**Task to complete**
Check the listing below for lines with the word "молотый" and say how many there are, with nothing but the number.

BEGIN Input rows

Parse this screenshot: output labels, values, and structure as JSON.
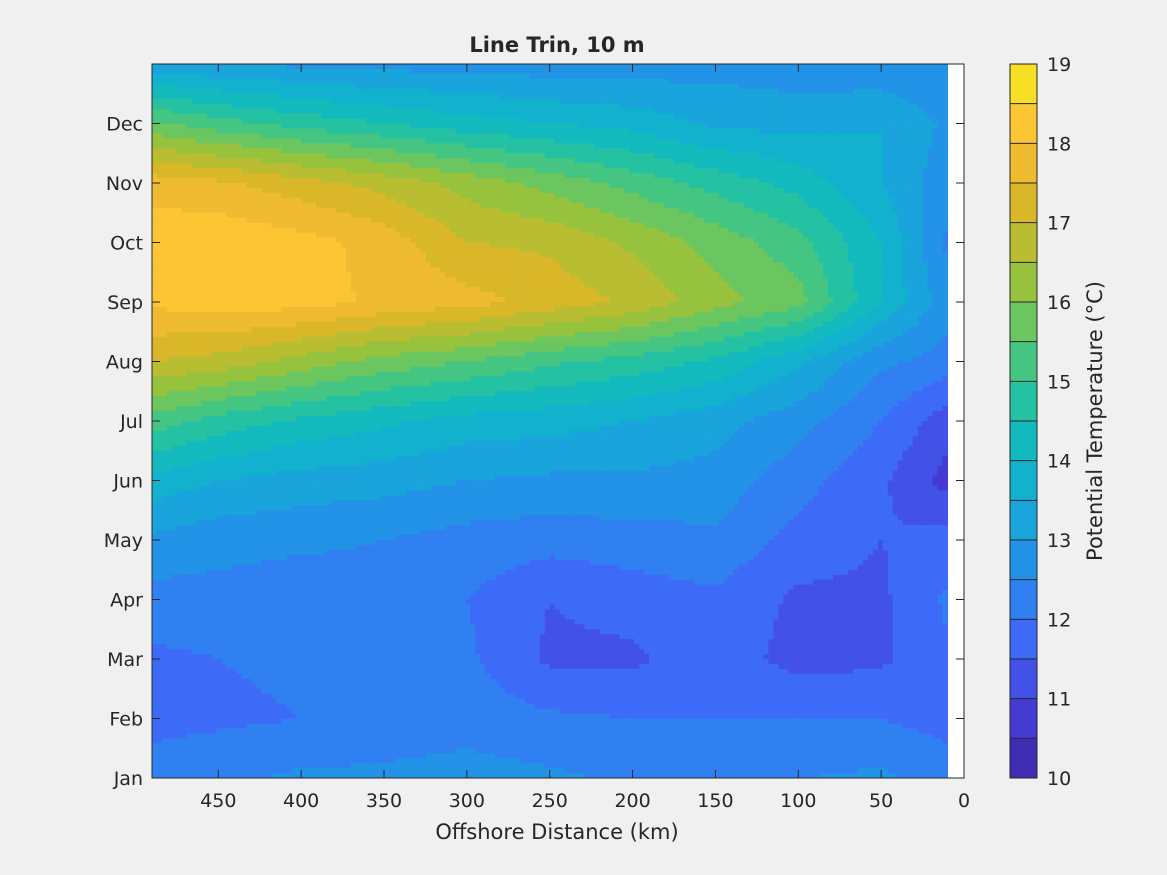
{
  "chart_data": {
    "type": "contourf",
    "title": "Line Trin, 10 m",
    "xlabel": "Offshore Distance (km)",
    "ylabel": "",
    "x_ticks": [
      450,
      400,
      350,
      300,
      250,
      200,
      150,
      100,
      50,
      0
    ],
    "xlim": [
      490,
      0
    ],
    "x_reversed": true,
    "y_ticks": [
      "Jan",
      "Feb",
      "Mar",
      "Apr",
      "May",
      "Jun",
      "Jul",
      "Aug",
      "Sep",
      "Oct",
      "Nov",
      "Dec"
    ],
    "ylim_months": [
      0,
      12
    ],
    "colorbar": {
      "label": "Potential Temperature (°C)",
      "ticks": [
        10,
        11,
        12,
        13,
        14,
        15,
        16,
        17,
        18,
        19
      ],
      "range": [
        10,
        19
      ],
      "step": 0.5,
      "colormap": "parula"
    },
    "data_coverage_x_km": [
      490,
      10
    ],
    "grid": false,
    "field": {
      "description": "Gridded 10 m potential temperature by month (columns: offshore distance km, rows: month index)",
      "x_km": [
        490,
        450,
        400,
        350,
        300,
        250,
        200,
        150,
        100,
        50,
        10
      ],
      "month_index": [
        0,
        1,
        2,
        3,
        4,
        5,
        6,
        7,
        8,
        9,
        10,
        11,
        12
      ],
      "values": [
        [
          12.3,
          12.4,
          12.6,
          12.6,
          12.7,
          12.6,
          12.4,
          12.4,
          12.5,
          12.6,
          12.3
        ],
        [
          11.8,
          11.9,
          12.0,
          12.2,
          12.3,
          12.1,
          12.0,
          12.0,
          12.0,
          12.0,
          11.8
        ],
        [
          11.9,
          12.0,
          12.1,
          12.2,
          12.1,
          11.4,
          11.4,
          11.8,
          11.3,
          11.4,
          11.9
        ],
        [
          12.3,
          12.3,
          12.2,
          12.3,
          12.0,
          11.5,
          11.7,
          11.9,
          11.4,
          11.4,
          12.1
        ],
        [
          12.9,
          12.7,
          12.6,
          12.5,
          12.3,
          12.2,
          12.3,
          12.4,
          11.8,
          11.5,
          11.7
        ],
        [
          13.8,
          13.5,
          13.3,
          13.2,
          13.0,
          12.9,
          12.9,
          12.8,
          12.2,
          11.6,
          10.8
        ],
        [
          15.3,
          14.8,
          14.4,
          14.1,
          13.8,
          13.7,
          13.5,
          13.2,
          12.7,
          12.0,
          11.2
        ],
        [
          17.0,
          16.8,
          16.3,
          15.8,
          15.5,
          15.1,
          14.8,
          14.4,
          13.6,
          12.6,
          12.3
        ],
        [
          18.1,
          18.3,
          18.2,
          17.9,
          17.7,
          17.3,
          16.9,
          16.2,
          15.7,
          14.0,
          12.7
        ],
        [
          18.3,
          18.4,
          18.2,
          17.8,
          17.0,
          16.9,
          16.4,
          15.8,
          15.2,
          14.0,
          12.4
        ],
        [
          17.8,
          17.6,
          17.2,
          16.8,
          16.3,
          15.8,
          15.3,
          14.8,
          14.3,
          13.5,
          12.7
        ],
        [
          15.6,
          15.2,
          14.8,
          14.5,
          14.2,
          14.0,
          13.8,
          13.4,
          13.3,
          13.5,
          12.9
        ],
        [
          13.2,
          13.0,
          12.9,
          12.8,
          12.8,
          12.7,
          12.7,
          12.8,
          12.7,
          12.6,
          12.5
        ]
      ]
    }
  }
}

END Input rows
BEGIN Input rows

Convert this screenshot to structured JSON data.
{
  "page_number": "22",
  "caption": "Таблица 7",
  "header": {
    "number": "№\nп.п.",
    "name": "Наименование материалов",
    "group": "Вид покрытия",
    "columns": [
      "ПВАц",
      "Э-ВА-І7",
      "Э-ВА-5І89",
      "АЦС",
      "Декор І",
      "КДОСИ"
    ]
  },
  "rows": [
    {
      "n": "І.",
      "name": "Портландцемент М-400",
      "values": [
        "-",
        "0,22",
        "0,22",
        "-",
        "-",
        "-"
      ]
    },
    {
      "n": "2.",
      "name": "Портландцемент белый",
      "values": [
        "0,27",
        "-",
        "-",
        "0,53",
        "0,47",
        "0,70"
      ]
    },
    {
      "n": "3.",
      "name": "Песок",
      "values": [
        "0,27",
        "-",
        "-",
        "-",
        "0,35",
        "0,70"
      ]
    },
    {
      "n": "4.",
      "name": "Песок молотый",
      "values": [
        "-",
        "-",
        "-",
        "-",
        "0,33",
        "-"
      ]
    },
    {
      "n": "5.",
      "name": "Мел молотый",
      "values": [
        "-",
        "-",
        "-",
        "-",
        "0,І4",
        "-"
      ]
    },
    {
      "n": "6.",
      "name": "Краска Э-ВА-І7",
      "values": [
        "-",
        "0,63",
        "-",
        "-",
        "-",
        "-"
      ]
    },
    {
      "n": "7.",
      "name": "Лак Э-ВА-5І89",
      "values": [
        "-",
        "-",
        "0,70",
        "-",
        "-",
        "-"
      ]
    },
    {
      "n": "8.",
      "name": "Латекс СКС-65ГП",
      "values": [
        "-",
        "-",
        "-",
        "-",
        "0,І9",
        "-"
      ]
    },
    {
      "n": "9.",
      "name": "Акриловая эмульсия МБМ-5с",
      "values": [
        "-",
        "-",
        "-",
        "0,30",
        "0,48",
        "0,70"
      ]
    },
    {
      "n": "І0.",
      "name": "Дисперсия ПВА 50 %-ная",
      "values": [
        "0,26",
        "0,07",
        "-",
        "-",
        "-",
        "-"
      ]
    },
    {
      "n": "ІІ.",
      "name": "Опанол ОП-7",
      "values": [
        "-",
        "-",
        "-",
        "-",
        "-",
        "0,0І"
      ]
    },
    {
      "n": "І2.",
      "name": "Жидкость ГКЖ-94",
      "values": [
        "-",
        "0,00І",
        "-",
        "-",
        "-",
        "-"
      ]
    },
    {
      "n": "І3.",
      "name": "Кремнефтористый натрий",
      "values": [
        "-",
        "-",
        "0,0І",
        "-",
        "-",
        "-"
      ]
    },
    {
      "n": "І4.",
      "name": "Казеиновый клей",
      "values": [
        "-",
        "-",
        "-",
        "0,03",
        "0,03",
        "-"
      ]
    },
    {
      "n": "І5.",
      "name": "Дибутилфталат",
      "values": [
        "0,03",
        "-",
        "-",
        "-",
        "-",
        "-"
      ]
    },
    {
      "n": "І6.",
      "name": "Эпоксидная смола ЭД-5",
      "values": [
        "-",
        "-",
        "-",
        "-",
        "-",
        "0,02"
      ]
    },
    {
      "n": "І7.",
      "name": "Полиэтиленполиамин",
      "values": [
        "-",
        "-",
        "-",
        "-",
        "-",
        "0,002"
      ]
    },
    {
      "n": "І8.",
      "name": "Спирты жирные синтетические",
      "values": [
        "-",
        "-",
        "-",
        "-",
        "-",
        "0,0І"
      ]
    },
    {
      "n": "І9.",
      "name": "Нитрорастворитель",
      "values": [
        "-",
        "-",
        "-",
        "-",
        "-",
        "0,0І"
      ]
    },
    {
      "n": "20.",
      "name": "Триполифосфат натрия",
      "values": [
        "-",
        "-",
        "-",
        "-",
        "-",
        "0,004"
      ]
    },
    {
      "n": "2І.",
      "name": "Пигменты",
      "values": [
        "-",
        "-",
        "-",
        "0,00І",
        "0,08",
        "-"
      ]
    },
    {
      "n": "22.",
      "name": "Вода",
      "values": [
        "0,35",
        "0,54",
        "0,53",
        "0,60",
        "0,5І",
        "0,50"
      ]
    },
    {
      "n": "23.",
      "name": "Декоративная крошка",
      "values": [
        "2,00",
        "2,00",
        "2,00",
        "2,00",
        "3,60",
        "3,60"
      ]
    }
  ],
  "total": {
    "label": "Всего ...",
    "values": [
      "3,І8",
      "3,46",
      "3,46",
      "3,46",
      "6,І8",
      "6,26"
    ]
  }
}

END Input rows

**The completed task**
2